-- Begin GIVEN INFORMATION --
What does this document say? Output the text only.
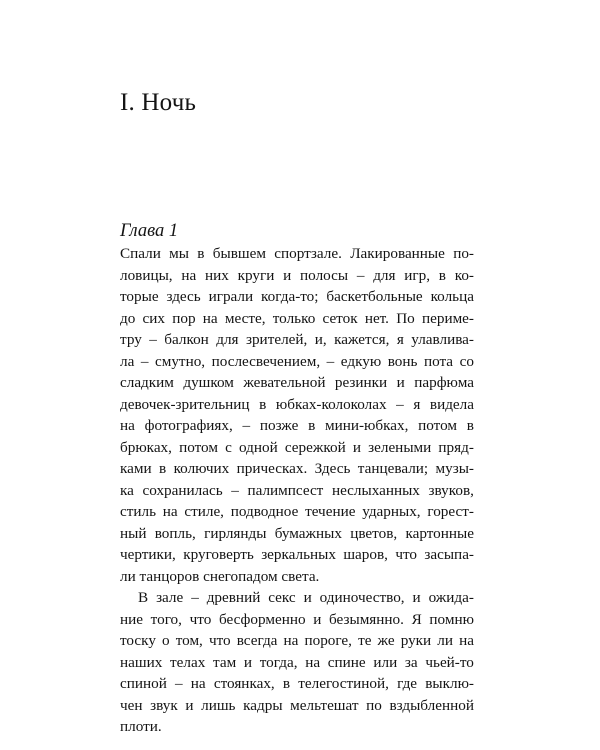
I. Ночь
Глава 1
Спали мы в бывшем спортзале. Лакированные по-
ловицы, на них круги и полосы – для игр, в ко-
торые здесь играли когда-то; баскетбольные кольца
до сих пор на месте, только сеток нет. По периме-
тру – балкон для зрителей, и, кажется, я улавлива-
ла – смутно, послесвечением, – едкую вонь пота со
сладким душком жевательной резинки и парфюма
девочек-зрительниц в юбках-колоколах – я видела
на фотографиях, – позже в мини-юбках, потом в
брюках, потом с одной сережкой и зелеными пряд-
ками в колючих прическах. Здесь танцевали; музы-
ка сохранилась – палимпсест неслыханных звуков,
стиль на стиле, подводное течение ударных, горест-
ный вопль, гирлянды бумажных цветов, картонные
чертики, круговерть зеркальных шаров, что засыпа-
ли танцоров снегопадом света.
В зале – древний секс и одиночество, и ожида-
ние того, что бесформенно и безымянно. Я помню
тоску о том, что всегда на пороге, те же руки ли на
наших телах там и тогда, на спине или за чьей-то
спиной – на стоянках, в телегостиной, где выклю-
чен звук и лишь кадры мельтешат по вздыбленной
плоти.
-- End GIVEN INFORMATION --
-- Begin GIVEN INFORMATION --
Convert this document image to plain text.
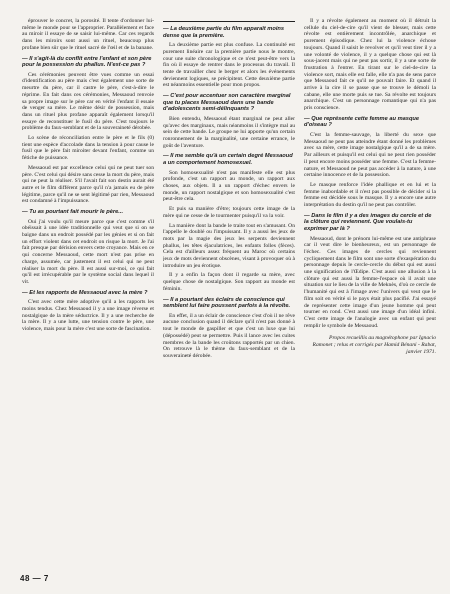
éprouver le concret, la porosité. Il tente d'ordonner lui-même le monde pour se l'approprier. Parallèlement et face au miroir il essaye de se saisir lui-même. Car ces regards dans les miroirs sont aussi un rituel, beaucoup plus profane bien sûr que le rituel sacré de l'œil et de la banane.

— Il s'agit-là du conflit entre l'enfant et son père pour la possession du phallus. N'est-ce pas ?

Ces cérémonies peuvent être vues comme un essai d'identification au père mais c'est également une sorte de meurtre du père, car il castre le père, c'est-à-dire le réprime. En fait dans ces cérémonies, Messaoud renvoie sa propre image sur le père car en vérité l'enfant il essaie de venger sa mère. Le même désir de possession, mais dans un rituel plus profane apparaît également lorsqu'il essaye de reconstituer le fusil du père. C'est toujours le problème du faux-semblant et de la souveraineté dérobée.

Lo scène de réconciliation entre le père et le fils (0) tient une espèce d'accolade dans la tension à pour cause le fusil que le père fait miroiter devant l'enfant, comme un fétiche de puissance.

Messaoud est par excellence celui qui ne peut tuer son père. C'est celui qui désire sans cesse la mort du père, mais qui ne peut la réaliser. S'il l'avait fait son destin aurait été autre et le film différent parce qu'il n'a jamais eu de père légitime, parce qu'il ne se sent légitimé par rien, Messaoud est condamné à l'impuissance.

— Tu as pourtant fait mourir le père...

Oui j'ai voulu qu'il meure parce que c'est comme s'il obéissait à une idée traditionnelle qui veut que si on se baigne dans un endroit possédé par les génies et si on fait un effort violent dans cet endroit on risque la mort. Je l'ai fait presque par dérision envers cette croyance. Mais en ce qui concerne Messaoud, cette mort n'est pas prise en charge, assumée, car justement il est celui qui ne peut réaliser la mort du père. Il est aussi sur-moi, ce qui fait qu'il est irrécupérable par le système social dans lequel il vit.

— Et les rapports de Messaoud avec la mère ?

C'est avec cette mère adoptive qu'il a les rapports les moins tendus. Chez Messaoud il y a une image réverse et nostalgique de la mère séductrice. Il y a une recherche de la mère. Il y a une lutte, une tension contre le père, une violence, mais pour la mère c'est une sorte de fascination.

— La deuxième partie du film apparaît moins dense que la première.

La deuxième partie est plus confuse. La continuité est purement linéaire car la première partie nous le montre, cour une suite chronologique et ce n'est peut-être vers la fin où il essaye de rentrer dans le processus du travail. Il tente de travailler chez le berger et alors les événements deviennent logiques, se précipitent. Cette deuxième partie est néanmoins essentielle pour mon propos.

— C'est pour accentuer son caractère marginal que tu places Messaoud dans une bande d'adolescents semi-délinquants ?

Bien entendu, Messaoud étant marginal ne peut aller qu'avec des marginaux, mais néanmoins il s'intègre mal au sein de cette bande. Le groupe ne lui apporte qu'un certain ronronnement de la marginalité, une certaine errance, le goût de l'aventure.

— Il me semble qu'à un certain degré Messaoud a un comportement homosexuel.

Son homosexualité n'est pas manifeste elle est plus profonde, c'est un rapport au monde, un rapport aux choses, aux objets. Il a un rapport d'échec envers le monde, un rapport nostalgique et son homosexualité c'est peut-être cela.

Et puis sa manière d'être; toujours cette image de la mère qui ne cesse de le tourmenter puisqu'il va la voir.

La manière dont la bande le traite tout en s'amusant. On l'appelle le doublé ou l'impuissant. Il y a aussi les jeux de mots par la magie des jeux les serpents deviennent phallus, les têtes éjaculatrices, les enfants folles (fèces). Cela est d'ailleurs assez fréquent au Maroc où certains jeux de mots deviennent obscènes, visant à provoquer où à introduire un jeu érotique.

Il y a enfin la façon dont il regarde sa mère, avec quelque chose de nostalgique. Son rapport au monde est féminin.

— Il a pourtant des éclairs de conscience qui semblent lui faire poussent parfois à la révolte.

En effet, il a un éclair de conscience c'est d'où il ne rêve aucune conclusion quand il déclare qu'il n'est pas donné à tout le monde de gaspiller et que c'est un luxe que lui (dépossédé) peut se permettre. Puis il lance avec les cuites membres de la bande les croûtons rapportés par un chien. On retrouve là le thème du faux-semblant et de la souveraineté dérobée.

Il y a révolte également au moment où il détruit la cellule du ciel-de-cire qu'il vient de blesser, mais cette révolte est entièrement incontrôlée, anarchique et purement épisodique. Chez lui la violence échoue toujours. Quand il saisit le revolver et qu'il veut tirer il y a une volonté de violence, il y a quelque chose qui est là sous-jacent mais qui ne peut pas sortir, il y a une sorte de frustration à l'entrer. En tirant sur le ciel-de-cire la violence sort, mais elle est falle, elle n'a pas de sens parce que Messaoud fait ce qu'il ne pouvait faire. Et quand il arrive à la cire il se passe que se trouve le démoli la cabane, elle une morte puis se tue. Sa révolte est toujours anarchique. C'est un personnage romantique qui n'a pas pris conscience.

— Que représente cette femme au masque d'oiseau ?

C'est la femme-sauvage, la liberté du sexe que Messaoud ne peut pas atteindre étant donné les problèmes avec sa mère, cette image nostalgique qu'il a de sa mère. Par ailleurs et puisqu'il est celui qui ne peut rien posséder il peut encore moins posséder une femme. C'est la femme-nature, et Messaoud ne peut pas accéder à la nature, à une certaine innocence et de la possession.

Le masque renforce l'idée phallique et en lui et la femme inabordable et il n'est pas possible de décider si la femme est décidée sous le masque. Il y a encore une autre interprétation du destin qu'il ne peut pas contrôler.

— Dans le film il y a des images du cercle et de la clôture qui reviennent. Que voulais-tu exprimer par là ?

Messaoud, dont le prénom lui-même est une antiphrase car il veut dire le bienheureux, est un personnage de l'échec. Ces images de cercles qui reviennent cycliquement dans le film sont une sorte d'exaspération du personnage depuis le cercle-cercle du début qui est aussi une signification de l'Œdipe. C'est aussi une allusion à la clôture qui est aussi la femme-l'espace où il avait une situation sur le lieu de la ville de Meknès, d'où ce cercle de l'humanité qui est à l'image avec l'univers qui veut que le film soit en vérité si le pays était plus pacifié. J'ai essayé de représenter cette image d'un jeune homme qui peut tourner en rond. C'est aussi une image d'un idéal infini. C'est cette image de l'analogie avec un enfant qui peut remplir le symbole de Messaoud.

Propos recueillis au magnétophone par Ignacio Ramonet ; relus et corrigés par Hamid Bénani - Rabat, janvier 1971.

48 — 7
-- End GIVEN INFORMATION --
-- Begin GIVEN INFORMATION --
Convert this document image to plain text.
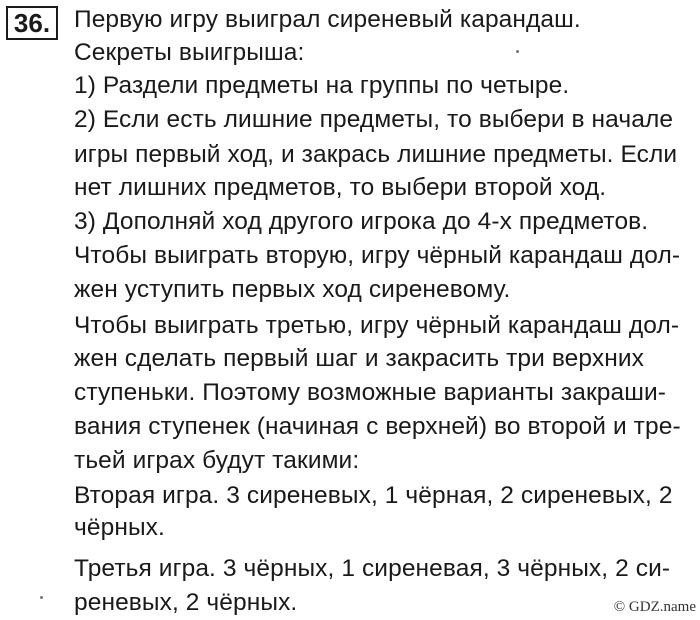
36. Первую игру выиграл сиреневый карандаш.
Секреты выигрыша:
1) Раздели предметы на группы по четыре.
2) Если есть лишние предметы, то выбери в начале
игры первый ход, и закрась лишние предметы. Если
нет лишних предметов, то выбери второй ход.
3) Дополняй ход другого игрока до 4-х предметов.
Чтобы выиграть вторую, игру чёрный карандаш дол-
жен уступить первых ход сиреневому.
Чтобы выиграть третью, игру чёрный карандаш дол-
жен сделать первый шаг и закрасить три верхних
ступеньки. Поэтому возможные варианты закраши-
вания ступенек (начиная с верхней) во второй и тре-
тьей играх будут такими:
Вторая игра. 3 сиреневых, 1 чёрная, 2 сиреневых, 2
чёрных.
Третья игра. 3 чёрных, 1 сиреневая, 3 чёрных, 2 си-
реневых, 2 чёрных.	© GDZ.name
-- End GIVEN INFORMATION --
■ **WHAT THE TASK ASKS**
Search the listing for the string "игру". Copy each line where it turns up.

■ **ANSWER**
36. Первую игру выиграл сиреневый карандаш.
Чтобы выиграть вторую, игру чёрный карандаш дол-
Чтобы выиграть третью, игру чёрный карандаш дол-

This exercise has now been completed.